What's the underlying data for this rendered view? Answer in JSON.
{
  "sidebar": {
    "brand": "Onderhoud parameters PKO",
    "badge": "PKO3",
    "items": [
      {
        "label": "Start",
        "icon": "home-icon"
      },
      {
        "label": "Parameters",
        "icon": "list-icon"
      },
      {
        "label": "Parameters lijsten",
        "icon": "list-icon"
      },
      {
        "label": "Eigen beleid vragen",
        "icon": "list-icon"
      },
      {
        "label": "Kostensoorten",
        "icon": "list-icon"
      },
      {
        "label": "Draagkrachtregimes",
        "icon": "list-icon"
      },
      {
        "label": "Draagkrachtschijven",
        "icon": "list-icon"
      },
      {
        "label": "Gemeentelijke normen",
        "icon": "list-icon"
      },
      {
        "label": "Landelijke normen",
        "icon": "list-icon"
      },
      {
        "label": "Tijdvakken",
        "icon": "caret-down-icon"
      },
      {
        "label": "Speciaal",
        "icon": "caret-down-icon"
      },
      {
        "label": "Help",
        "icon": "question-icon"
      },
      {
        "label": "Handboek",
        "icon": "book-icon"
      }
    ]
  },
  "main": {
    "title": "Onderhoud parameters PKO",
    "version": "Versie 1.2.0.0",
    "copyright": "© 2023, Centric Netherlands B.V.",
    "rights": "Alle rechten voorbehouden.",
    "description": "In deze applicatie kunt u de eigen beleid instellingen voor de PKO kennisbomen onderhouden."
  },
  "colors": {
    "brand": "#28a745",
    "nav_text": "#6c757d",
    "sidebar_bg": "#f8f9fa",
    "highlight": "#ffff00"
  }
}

..........

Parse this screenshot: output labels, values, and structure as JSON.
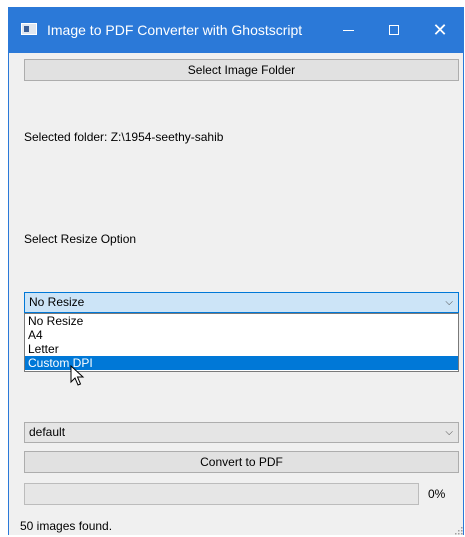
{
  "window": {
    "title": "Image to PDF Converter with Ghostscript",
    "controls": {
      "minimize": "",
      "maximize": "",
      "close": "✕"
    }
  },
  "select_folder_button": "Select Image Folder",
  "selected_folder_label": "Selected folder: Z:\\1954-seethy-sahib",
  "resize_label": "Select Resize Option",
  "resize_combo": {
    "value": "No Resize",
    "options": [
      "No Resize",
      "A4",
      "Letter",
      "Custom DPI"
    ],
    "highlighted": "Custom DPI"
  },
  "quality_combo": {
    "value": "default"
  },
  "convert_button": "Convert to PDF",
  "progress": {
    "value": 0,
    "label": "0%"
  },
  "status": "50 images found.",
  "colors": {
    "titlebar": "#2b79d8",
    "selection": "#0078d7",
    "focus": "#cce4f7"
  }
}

..........

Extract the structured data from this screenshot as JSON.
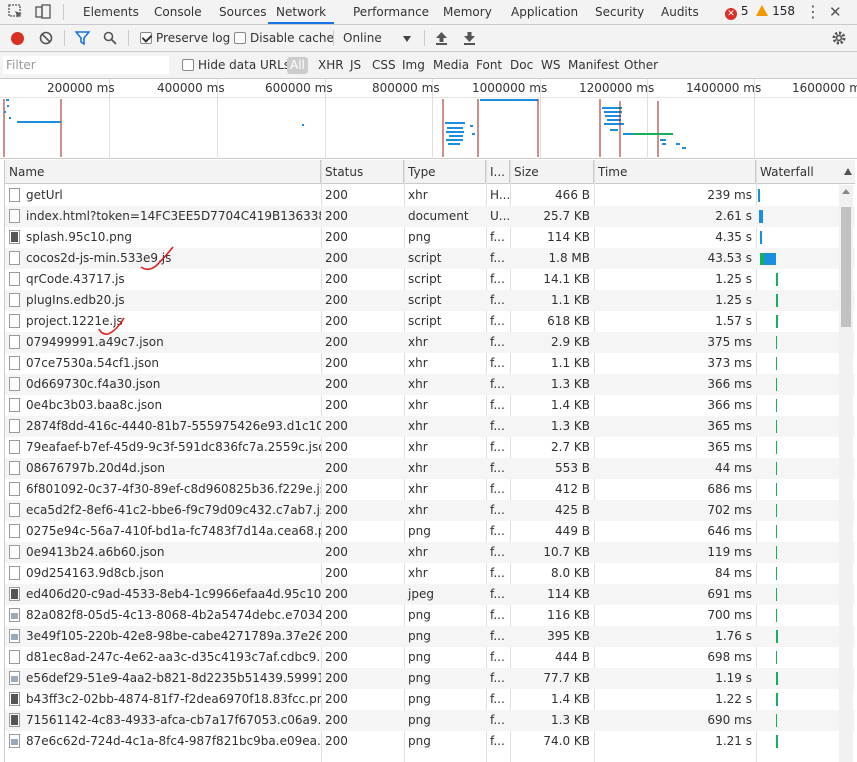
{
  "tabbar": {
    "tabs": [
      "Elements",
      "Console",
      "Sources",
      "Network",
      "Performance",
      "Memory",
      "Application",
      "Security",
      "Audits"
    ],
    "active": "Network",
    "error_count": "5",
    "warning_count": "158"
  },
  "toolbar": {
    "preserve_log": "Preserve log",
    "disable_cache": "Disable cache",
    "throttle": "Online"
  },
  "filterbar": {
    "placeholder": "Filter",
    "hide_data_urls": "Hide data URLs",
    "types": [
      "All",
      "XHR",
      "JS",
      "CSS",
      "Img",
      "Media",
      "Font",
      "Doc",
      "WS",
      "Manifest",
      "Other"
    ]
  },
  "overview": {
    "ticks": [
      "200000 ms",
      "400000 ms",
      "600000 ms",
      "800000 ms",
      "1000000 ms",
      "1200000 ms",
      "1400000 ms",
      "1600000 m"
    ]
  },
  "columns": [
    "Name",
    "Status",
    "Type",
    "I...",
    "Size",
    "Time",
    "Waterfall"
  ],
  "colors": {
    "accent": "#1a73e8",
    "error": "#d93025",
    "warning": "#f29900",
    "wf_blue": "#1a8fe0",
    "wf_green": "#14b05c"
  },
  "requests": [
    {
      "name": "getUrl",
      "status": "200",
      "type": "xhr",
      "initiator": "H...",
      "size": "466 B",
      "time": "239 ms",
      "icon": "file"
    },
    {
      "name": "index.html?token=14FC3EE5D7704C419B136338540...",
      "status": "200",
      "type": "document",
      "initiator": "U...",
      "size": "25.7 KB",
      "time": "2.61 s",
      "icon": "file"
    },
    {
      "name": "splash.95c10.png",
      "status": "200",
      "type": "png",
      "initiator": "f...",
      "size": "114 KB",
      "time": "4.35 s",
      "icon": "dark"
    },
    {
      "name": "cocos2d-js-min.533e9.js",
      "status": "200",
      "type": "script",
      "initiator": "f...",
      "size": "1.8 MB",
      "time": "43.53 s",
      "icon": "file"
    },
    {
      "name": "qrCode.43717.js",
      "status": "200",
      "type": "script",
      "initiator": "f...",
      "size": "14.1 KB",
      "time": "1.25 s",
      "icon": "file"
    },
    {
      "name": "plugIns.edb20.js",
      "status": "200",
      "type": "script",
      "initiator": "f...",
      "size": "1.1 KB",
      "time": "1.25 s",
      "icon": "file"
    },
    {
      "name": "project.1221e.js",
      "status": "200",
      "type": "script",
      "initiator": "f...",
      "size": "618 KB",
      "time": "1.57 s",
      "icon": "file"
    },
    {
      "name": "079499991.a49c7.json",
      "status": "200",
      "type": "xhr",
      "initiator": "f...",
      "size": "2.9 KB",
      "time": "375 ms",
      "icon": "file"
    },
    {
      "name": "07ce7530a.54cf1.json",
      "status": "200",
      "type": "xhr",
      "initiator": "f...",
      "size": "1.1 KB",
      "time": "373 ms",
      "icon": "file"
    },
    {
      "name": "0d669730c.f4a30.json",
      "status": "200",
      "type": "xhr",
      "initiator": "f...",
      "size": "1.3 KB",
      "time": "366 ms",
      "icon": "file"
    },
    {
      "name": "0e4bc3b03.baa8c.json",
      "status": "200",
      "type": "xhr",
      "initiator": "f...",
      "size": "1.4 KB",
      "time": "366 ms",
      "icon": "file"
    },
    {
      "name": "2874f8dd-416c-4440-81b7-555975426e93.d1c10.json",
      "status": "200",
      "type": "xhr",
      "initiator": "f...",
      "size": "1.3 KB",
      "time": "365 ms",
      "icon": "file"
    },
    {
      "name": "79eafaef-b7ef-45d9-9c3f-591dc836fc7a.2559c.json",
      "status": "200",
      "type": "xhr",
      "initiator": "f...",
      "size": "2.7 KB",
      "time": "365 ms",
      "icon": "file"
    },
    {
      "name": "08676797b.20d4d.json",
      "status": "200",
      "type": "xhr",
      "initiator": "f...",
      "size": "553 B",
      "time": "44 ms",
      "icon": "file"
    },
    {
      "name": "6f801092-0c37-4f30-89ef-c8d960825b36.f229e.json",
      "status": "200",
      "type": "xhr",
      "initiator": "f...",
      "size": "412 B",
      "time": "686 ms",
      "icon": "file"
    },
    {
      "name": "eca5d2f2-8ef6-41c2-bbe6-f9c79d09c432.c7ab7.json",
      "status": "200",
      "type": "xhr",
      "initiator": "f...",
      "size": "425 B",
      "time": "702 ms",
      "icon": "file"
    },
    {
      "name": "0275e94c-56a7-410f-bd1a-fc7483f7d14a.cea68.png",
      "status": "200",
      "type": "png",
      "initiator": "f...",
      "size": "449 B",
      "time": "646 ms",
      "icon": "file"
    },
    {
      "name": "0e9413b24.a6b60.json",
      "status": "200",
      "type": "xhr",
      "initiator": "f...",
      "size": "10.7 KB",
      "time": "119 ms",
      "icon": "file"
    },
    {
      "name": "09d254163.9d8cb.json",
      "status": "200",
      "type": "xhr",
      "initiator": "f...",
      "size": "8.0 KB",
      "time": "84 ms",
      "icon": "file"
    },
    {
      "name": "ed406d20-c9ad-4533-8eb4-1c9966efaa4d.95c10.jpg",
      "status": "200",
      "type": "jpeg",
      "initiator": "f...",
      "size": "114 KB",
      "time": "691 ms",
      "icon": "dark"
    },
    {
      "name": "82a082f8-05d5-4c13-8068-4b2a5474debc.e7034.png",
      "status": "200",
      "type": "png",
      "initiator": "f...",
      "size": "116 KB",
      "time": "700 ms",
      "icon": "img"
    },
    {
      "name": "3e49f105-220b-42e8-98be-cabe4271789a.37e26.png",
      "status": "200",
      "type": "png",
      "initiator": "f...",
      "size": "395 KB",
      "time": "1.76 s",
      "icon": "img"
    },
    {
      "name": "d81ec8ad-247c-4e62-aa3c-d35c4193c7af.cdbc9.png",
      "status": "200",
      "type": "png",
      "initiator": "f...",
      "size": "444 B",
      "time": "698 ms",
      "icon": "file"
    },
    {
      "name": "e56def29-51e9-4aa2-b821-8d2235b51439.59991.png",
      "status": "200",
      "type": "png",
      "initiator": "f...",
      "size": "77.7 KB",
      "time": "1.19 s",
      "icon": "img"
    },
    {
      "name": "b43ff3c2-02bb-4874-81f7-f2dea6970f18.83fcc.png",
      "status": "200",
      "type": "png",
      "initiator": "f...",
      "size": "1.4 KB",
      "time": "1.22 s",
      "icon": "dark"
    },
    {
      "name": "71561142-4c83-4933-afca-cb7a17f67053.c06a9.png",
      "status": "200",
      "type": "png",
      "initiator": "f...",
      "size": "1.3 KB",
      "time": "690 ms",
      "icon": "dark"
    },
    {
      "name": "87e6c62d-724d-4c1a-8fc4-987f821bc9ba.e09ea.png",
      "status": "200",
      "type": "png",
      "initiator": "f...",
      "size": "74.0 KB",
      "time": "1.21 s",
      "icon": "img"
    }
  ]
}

..........

#### REQUIREMENT:
Give only the count of lines in which the string "data" appears.

#### FINAL ANSWER:
3